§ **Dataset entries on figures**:
↓
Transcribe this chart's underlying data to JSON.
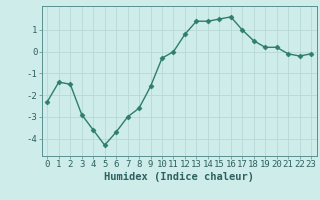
{
  "x": [
    0,
    1,
    2,
    3,
    4,
    5,
    6,
    7,
    8,
    9,
    10,
    11,
    12,
    13,
    14,
    15,
    16,
    17,
    18,
    19,
    20,
    21,
    22,
    23
  ],
  "y": [
    -2.3,
    -1.4,
    -1.5,
    -2.9,
    -3.6,
    -4.3,
    -3.7,
    -3.0,
    -2.6,
    -1.6,
    -0.3,
    0.0,
    0.8,
    1.4,
    1.4,
    1.5,
    1.6,
    1.0,
    0.5,
    0.2,
    0.2,
    -0.1,
    -0.2,
    -0.1
  ],
  "line_color": "#2e7d6e",
  "marker": "D",
  "markersize": 2.5,
  "linewidth": 1.0,
  "bg_color": "#ceecea",
  "grid_color": "#b8d8d5",
  "xlabel": "Humidex (Indice chaleur)",
  "xlim": [
    -0.5,
    23.5
  ],
  "ylim": [
    -4.8,
    2.1
  ],
  "yticks": [
    -4,
    -3,
    -2,
    -1,
    0,
    1
  ],
  "xticks": [
    0,
    1,
    2,
    3,
    4,
    5,
    6,
    7,
    8,
    9,
    10,
    11,
    12,
    13,
    14,
    15,
    16,
    17,
    18,
    19,
    20,
    21,
    22,
    23
  ],
  "tick_fontsize": 6.5,
  "xlabel_fontsize": 7.5,
  "axis_color": "#2e6060",
  "spine_color": "#5a9090"
}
↑
§ **Work to do**: Quote all of the entries word for word, omitting any pictures.

§ **Task answer**:
Transcribe this chart's underlying data to JSON.
{
  "x": [
    0,
    1,
    2,
    3,
    4,
    5,
    6,
    7,
    8,
    9,
    10,
    11,
    12,
    13,
    14,
    15,
    16,
    17,
    18,
    19,
    20,
    21,
    22,
    23
  ],
  "y": [
    -2.3,
    -1.4,
    -1.5,
    -2.9,
    -3.6,
    -4.3,
    -3.7,
    -3.0,
    -2.6,
    -1.6,
    -0.3,
    0.0,
    0.8,
    1.4,
    1.4,
    1.5,
    1.6,
    1.0,
    0.5,
    0.2,
    0.2,
    -0.1,
    -0.2,
    -0.1
  ],
  "line_color": "#2e7d6e",
  "marker": "D",
  "markersize": 2.5,
  "linewidth": 1.0,
  "bg_color": "#ceecea",
  "grid_color": "#b8d8d5",
  "xlabel": "Humidex (Indice chaleur)",
  "xlim": [
    -0.5,
    23.5
  ],
  "ylim": [
    -4.8,
    2.1
  ],
  "yticks": [
    -4,
    -3,
    -2,
    -1,
    0,
    1
  ],
  "xticks": [
    0,
    1,
    2,
    3,
    4,
    5,
    6,
    7,
    8,
    9,
    10,
    11,
    12,
    13,
    14,
    15,
    16,
    17,
    18,
    19,
    20,
    21,
    22,
    23
  ],
  "tick_fontsize": 6.5,
  "xlabel_fontsize": 7.5,
  "axis_color": "#2e6060",
  "spine_color": "#5a9090"
}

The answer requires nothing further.